Write out every line of the material as it stands, apart from the pictures.

(Records contained in a dataset)
--- begin ---
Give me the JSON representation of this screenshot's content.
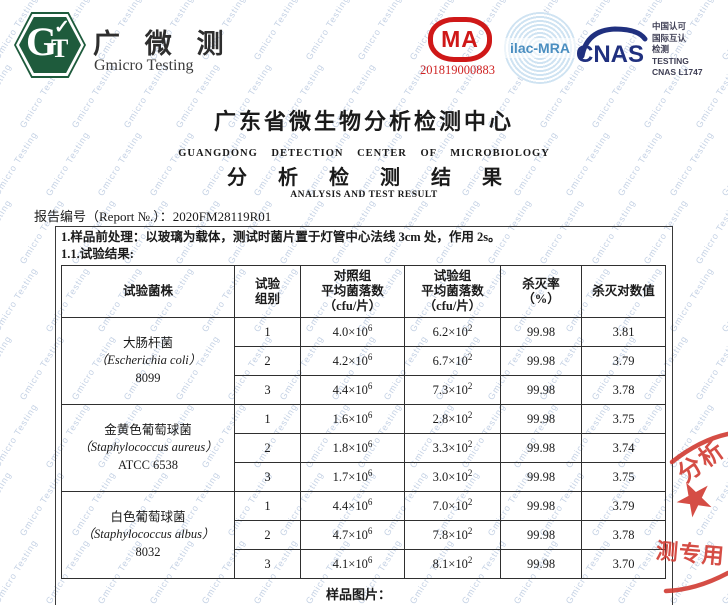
{
  "watermark": {
    "text": "Gmicro Testing"
  },
  "header": {
    "logo": {
      "monogram_g": "G",
      "monogram_t": "T",
      "check": "✓",
      "name_cn": "广 微 测",
      "name_en": "Gmicro Testing"
    },
    "cma": {
      "text": "MA",
      "number": "201819000883"
    },
    "ilac": {
      "text": "ilac-MRA"
    },
    "cnas": {
      "text": "CNAS",
      "info_lines": [
        "中国认可",
        "国际互认",
        "检测",
        "TESTING",
        "CNAS L1747"
      ]
    }
  },
  "titles": {
    "center_cn": "广东省微生物分析检测中心",
    "center_en": "GUANGDONG DETECTION CENTER OF MICROBIOLOGY",
    "result_cn": "分 析 检 测 结 果",
    "result_en": "ANALYSIS AND TEST RESULT"
  },
  "report": {
    "label": "报告编号（Report №.）：",
    "number": "2020FM28119R01"
  },
  "notes": {
    "pretreatment": "1.样品前处理：以玻璃为载体，测试时菌片置于灯管中心法线 3cm 处，作用 2s。",
    "results_label": "1.1.试验结果:",
    "sample_picture": "样品图片："
  },
  "table": {
    "headers": {
      "strain": "试验菌株",
      "group": [
        "试验",
        "组别"
      ],
      "control": [
        "对照组",
        "平均菌落数",
        "（cfu/片）"
      ],
      "test": [
        "试验组",
        "平均菌落数",
        "（cfu/片）"
      ],
      "kill": [
        "杀灭率",
        "（%）"
      ],
      "log": "杀灭对数值"
    },
    "groups": [
      {
        "name_cn": "大肠杆菌",
        "name_latin": "（Escherichia coli）",
        "strain_no": "8099",
        "rows": [
          {
            "no": "1",
            "control_base": "4.0×10",
            "control_exp": "6",
            "test_base": "6.2×10",
            "test_exp": "2",
            "kill": "99.98",
            "log": "3.81"
          },
          {
            "no": "2",
            "control_base": "4.2×10",
            "control_exp": "6",
            "test_base": "6.7×10",
            "test_exp": "2",
            "kill": "99.98",
            "log": "3.79"
          },
          {
            "no": "3",
            "control_base": "4.4×10",
            "control_exp": "6",
            "test_base": "7.3×10",
            "test_exp": "2",
            "kill": "99.98",
            "log": "3.78"
          }
        ]
      },
      {
        "name_cn": "金黄色葡萄球菌",
        "name_latin": "（Staphylococcus aureus）",
        "strain_no": "ATCC 6538",
        "rows": [
          {
            "no": "1",
            "control_base": "1.6×10",
            "control_exp": "6",
            "test_base": "2.8×10",
            "test_exp": "2",
            "kill": "99.98",
            "log": "3.75"
          },
          {
            "no": "2",
            "control_base": "1.8×10",
            "control_exp": "6",
            "test_base": "3.3×10",
            "test_exp": "2",
            "kill": "99.98",
            "log": "3.74"
          },
          {
            "no": "3",
            "control_base": "1.7×10",
            "control_exp": "6",
            "test_base": "3.0×10",
            "test_exp": "2",
            "kill": "99.98",
            "log": "3.75"
          }
        ]
      },
      {
        "name_cn": "白色葡萄球菌",
        "name_latin": "（Staphylococcus albus）",
        "strain_no": "8032",
        "rows": [
          {
            "no": "1",
            "control_base": "4.4×10",
            "control_exp": "6",
            "test_base": "7.0×10",
            "test_exp": "2",
            "kill": "99.98",
            "log": "3.79"
          },
          {
            "no": "2",
            "control_base": "4.7×10",
            "control_exp": "6",
            "test_base": "7.8×10",
            "test_exp": "2",
            "kill": "99.98",
            "log": "3.78"
          },
          {
            "no": "3",
            "control_base": "4.1×10",
            "control_exp": "6",
            "test_base": "8.1×10",
            "test_exp": "2",
            "kill": "99.98",
            "log": "3.70"
          }
        ]
      }
    ]
  },
  "stamp": {
    "star": "★",
    "text_top": "分析",
    "text_bottom": "测专用"
  }
}
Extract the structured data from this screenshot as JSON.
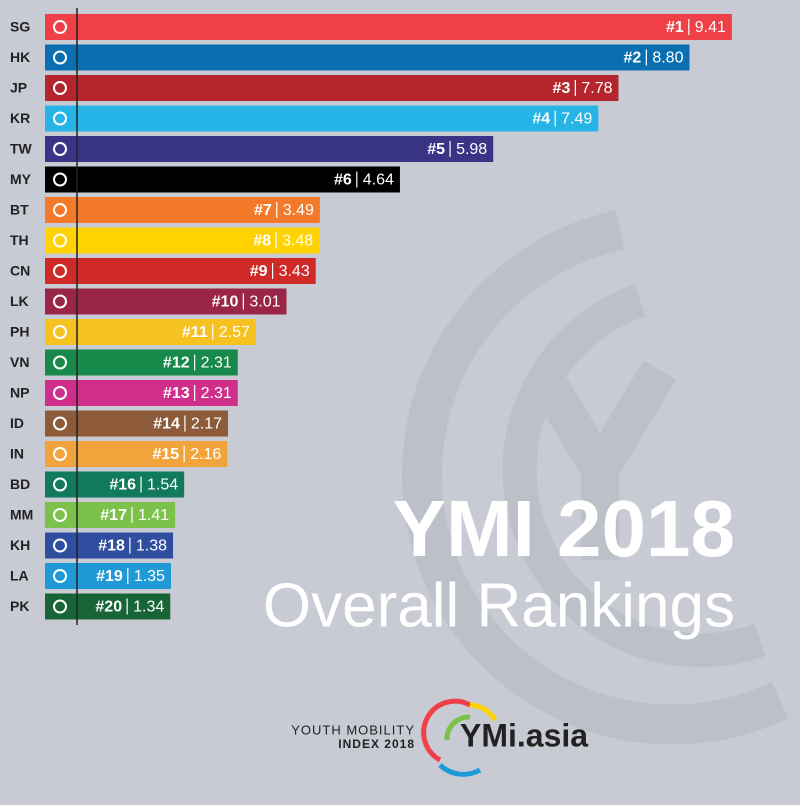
{
  "chart_data": {
    "type": "bar",
    "orientation": "horizontal",
    "title": "YMI 2018",
    "subtitle": "Overall Rankings",
    "categories": [
      "SG",
      "HK",
      "JP",
      "KR",
      "TW",
      "MY",
      "BT",
      "TH",
      "CN",
      "LK",
      "PH",
      "VN",
      "NP",
      "ID",
      "IN",
      "BD",
      "MM",
      "KH",
      "LA",
      "PK"
    ],
    "ranks": [
      "#1",
      "#2",
      "#3",
      "#4",
      "#5",
      "#6",
      "#7",
      "#8",
      "#9",
      "#10",
      "#11",
      "#12",
      "#13",
      "#14",
      "#15",
      "#16",
      "#17",
      "#18",
      "#19",
      "#20"
    ],
    "values": [
      9.41,
      8.8,
      7.78,
      7.49,
      5.98,
      4.64,
      3.49,
      3.48,
      3.43,
      3.01,
      2.57,
      2.31,
      2.31,
      2.17,
      2.16,
      1.54,
      1.41,
      1.38,
      1.35,
      1.34
    ],
    "value_labels": [
      "9.41",
      "8.80",
      "7.78",
      "7.49",
      "5.98",
      "4.64",
      "3.49",
      "3.48",
      "3.43",
      "3.01",
      "2.57",
      "2.31",
      "2.31",
      "2.17",
      "2.16",
      "1.54",
      "1.41",
      "1.38",
      "1.35",
      "1.34"
    ],
    "colors": [
      "#ef4048",
      "#0a6fb0",
      "#b5252d",
      "#26b4e6",
      "#3a3487",
      "#000000",
      "#f47a2a",
      "#ffd200",
      "#cf2a28",
      "#9b2548",
      "#f5c220",
      "#178a4b",
      "#cf2f8a",
      "#8d5b3a",
      "#f2a43c",
      "#107a5a",
      "#7cc24a",
      "#2f4ea0",
      "#1f9ad6",
      "#176536"
    ]
  },
  "footer": {
    "line1": "YOUTH MOBILITY",
    "line2": "INDEX 2018",
    "logo": "YMi.asia"
  }
}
--- end ---
• Task result
Give me the JSON representation of this screenshot's content.
{
  "watermark": {
    "text": "Gmicro Testing"
  },
  "header": {
    "logo": {
      "monogram_g": "G",
      "monogram_t": "T",
      "check": "✓",
      "name_cn": "广 微 测",
      "name_en": "Gmicro Testing"
    },
    "cma": {
      "text": "MA",
      "number": "201819000883"
    },
    "ilac": {
      "text": "ilac-MRA"
    },
    "cnas": {
      "text": "CNAS",
      "info_lines": [
        "中国认可",
        "国际互认",
        "检测",
        "TESTING",
        "CNAS L1747"
      ]
    }
  },
  "titles": {
    "center_cn": "广东省微生物分析检测中心",
    "center_en": "GUANGDONG DETECTION CENTER OF MICROBIOLOGY",
    "result_cn": "分 析 检 测 结 果",
    "result_en": "ANALYSIS AND TEST RESULT"
  },
  "report": {
    "label": "报告编号（Report №.）：",
    "number": "2020FM28119R01"
  },
  "notes": {
    "pretreatment": "1.样品前处理：以玻璃为载体，测试时菌片置于灯管中心法线 3cm 处，作用 2s。",
    "results_label": "1.1.试验结果:",
    "sample_picture": "样品图片："
  },
  "table": {
    "headers": {
      "strain": "试验菌株",
      "group": [
        "试验",
        "组别"
      ],
      "control": [
        "对照组",
        "平均菌落数",
        "（cfu/片）"
      ],
      "test": [
        "试验组",
        "平均菌落数",
        "（cfu/片）"
      ],
      "kill": [
        "杀灭率",
        "（%）"
      ],
      "log": "杀灭对数值"
    },
    "groups": [
      {
        "name_cn": "大肠杆菌",
        "name_latin": "（Escherichia coli）",
        "strain_no": "8099",
        "rows": [
          {
            "no": "1",
            "control_base": "4.0×10",
            "control_exp": "6",
            "test_base": "6.2×10",
            "test_exp": "2",
            "kill": "99.98",
            "log": "3.81"
          },
          {
            "no": "2",
            "control_base": "4.2×10",
            "control_exp": "6",
            "test_base": "6.7×10",
            "test_exp": "2",
            "kill": "99.98",
            "log": "3.79"
          },
          {
            "no": "3",
            "control_base": "4.4×10",
            "control_exp": "6",
            "test_base": "7.3×10",
            "test_exp": "2",
            "kill": "99.98",
            "log": "3.78"
          }
        ]
      },
      {
        "name_cn": "金黄色葡萄球菌",
        "name_latin": "（Staphylococcus aureus）",
        "strain_no": "ATCC 6538",
        "rows": [
          {
            "no": "1",
            "control_base": "1.6×10",
            "control_exp": "6",
            "test_base": "2.8×10",
            "test_exp": "2",
            "kill": "99.98",
            "log": "3.75"
          },
          {
            "no": "2",
            "control_base": "1.8×10",
            "control_exp": "6",
            "test_base": "3.3×10",
            "test_exp": "2",
            "kill": "99.98",
            "log": "3.74"
          },
          {
            "no": "3",
            "control_base": "1.7×10",
            "control_exp": "6",
            "test_base": "3.0×10",
            "test_exp": "2",
            "kill": "99.98",
            "log": "3.75"
          }
        ]
      },
      {
        "name_cn": "白色葡萄球菌",
        "name_latin": "（Staphylococcus albus）",
        "strain_no": "8032",
        "rows": [
          {
            "no": "1",
            "control_base": "4.4×10",
            "control_exp": "6",
            "test_base": "7.0×10",
            "test_exp": "2",
            "kill": "99.98",
            "log": "3.79"
          },
          {
            "no": "2",
            "control_base": "4.7×10",
            "control_exp": "6",
            "test_base": "7.8×10",
            "test_exp": "2",
            "kill": "99.98",
            "log": "3.78"
          },
          {
            "no": "3",
            "control_base": "4.1×10",
            "control_exp": "6",
            "test_base": "8.1×10",
            "test_exp": "2",
            "kill": "99.98",
            "log": "3.70"
          }
        ]
      }
    ]
  },
  "stamp": {
    "star": "★",
    "text_top": "分析",
    "text_bottom": "测专用"
  }
}
Extract the structured data from this screenshot as JSON.
{
  "chart_data": {
    "type": "bar",
    "orientation": "horizontal",
    "title": "YMI 2018",
    "subtitle": "Overall Rankings",
    "categories": [
      "SG",
      "HK",
      "JP",
      "KR",
      "TW",
      "MY",
      "BT",
      "TH",
      "CN",
      "LK",
      "PH",
      "VN",
      "NP",
      "ID",
      "IN",
      "BD",
      "MM",
      "KH",
      "LA",
      "PK"
    ],
    "ranks": [
      "#1",
      "#2",
      "#3",
      "#4",
      "#5",
      "#6",
      "#7",
      "#8",
      "#9",
      "#10",
      "#11",
      "#12",
      "#13",
      "#14",
      "#15",
      "#16",
      "#17",
      "#18",
      "#19",
      "#20"
    ],
    "values": [
      9.41,
      8.8,
      7.78,
      7.49,
      5.98,
      4.64,
      3.49,
      3.48,
      3.43,
      3.01,
      2.57,
      2.31,
      2.31,
      2.17,
      2.16,
      1.54,
      1.41,
      1.38,
      1.35,
      1.34
    ],
    "value_labels": [
      "9.41",
      "8.80",
      "7.78",
      "7.49",
      "5.98",
      "4.64",
      "3.49",
      "3.48",
      "3.43",
      "3.01",
      "2.57",
      "2.31",
      "2.31",
      "2.17",
      "2.16",
      "1.54",
      "1.41",
      "1.38",
      "1.35",
      "1.34"
    ],
    "colors": [
      "#ef4048",
      "#0a6fb0",
      "#b5252d",
      "#26b4e6",
      "#3a3487",
      "#000000",
      "#f47a2a",
      "#ffd200",
      "#cf2a28",
      "#9b2548",
      "#f5c220",
      "#178a4b",
      "#cf2f8a",
      "#8d5b3a",
      "#f2a43c",
      "#107a5a",
      "#7cc24a",
      "#2f4ea0",
      "#1f9ad6",
      "#176536"
    ]
  },
  "footer": {
    "line1": "YOUTH MOBILITY",
    "line2": "INDEX 2018",
    "logo": "YMi.asia"
  }
}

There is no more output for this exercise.